▶ WORK TO COMPLETE
What lines of the data hold the string "FULL"? Pull each one out.

▶ INFORMATION PROVIDED

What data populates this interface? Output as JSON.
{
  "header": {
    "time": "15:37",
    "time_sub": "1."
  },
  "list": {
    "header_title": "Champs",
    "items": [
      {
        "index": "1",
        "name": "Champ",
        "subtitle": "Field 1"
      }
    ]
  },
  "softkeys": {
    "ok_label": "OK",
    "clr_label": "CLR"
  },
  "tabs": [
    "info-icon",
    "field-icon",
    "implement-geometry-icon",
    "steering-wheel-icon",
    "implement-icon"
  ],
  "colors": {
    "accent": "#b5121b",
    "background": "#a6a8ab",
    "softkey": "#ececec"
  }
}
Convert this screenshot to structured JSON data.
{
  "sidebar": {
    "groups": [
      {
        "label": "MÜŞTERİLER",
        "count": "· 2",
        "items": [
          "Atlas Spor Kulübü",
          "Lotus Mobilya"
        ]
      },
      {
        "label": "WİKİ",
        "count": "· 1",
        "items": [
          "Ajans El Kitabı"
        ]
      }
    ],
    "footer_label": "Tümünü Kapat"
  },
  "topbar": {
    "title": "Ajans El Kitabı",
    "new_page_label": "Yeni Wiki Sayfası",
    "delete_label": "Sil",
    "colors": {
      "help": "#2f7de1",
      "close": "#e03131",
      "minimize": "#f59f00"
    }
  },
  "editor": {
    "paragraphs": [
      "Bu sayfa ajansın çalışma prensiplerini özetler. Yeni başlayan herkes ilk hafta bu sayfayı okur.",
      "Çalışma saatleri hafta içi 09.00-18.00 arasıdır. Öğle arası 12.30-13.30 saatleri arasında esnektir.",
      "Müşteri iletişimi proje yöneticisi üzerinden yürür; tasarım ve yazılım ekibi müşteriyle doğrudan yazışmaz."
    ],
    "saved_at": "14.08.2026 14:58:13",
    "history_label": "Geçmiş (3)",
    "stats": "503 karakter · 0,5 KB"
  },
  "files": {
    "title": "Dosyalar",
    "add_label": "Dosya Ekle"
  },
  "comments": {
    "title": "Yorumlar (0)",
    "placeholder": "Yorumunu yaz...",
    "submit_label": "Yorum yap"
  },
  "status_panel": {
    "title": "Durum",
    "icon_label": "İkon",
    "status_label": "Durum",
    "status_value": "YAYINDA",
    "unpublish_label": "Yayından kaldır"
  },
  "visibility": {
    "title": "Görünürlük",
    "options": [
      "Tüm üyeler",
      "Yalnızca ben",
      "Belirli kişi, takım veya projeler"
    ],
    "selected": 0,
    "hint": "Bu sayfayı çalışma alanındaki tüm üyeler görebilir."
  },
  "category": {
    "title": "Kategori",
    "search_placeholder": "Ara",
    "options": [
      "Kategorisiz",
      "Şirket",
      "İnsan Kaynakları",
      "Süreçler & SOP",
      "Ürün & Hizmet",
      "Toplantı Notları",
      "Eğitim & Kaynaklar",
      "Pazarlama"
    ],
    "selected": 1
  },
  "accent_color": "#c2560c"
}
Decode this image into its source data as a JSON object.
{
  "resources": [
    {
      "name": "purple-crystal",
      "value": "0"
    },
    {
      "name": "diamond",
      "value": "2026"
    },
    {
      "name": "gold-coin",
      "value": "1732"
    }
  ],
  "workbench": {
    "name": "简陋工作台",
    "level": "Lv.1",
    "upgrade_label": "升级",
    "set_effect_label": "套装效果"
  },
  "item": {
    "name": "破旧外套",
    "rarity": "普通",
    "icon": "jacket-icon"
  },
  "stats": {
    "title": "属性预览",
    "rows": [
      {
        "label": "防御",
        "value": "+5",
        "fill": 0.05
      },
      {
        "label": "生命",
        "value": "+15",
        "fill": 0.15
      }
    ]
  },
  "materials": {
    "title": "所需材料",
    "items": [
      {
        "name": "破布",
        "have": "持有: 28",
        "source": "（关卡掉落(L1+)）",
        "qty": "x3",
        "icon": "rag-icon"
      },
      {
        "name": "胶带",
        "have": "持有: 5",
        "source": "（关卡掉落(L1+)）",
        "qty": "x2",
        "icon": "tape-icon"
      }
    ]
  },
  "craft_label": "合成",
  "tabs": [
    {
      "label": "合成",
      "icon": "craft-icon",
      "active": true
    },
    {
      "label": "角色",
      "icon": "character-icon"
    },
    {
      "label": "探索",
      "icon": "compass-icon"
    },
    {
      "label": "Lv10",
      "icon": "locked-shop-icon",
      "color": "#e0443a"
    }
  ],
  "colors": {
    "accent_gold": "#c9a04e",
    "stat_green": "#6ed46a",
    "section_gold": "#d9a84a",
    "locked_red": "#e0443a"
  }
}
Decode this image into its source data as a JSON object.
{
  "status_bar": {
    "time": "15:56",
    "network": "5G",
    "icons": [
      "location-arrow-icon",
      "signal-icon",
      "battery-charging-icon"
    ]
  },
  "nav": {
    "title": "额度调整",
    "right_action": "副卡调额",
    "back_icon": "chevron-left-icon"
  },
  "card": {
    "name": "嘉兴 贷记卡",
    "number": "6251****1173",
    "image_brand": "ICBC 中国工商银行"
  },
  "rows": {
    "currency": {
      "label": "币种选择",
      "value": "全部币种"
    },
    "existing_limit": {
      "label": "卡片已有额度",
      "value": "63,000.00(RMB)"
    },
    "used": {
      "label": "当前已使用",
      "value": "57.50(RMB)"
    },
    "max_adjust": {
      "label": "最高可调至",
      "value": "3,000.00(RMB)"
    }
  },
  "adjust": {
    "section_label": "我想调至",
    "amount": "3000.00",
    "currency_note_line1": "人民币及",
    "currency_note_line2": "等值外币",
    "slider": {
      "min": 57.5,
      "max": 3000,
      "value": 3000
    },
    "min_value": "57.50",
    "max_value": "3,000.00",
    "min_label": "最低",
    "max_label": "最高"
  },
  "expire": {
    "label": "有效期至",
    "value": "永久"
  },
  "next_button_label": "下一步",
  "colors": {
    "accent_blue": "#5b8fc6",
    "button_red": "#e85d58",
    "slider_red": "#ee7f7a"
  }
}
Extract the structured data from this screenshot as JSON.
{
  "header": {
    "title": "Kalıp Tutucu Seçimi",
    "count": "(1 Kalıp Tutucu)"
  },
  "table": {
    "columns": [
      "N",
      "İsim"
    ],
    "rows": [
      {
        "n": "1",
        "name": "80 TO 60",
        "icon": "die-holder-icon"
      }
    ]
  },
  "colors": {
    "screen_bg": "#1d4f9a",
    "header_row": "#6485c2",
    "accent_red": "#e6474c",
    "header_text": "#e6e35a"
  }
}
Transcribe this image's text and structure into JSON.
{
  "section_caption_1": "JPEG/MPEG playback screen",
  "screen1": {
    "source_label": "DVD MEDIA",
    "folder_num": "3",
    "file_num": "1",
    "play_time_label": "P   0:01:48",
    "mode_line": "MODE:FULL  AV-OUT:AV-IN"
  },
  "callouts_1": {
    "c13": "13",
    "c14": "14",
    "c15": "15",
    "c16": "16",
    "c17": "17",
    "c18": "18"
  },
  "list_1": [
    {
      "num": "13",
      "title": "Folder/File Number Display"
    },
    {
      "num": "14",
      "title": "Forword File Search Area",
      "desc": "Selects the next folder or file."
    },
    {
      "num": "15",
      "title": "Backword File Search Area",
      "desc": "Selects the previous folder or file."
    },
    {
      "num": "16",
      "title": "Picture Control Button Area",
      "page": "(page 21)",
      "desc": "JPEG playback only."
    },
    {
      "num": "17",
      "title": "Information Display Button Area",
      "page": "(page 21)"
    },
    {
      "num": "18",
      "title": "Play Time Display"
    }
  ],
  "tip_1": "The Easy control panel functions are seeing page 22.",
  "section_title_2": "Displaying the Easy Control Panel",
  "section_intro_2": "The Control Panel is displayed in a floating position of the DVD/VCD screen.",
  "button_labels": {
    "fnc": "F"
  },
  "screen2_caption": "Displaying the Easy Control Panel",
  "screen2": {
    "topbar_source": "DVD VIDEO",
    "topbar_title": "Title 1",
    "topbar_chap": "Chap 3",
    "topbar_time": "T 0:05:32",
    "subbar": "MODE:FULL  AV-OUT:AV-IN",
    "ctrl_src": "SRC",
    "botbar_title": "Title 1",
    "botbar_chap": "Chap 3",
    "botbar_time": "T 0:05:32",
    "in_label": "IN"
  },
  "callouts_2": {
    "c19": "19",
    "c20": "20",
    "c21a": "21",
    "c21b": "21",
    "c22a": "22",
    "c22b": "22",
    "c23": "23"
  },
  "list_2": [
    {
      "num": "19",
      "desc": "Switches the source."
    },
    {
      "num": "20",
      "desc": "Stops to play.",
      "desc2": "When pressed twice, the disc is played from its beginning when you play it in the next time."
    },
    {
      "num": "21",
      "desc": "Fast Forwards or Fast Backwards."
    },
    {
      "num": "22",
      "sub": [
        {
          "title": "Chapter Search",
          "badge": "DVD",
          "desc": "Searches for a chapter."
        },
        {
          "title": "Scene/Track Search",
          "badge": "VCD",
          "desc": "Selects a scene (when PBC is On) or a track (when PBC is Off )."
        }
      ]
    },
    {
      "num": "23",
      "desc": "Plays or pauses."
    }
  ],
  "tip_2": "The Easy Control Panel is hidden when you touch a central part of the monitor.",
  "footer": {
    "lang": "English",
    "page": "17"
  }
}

▶ SOLUTION FOR THIS PROBLEM
    "mode_line": "MODE:FULL  AV-OUT:AV-IN"
    "subbar": "MODE:FULL  AV-OUT:AV-IN",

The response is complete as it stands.